**Extracted data entries**
··········

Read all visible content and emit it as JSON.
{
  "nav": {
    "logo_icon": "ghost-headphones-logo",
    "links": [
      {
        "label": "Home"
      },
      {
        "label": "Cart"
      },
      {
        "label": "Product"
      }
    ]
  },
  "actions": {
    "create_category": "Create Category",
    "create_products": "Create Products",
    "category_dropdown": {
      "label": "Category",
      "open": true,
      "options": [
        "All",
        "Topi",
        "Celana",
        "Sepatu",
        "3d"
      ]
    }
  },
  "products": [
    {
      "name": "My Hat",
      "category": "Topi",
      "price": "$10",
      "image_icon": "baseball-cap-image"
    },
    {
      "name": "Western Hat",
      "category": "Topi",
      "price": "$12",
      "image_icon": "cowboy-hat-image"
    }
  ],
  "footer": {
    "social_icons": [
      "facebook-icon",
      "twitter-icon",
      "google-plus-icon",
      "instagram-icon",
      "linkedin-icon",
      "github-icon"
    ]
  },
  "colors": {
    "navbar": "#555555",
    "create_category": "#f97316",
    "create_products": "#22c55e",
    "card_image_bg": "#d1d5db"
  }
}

··········

**Exercise objective**
Reproduce the entries above in full, verbatim.

**Response**
Read all visible content and emit it as JSON.
{
  "nav": {
    "logo_icon": "ghost-headphones-logo",
    "links": [
      {
        "label": "Home"
      },
      {
        "label": "Cart"
      },
      {
        "label": "Product"
      }
    ]
  },
  "actions": {
    "create_category": "Create Category",
    "create_products": "Create Products",
    "category_dropdown": {
      "label": "Category",
      "open": true,
      "options": [
        "All",
        "Topi",
        "Celana",
        "Sepatu",
        "3d"
      ]
    }
  },
  "products": [
    {
      "name": "My Hat",
      "category": "Topi",
      "price": "$10",
      "image_icon": "baseball-cap-image"
    },
    {
      "name": "Western Hat",
      "category": "Topi",
      "price": "$12",
      "image_icon": "cowboy-hat-image"
    }
  ],
  "footer": {
    "social_icons": [
      "facebook-icon",
      "twitter-icon",
      "google-plus-icon",
      "instagram-icon",
      "linkedin-icon",
      "github-icon"
    ]
  },
  "colors": {
    "navbar": "#555555",
    "create_category": "#f97316",
    "create_products": "#22c55e",
    "card_image_bg": "#d1d5db"
  }
}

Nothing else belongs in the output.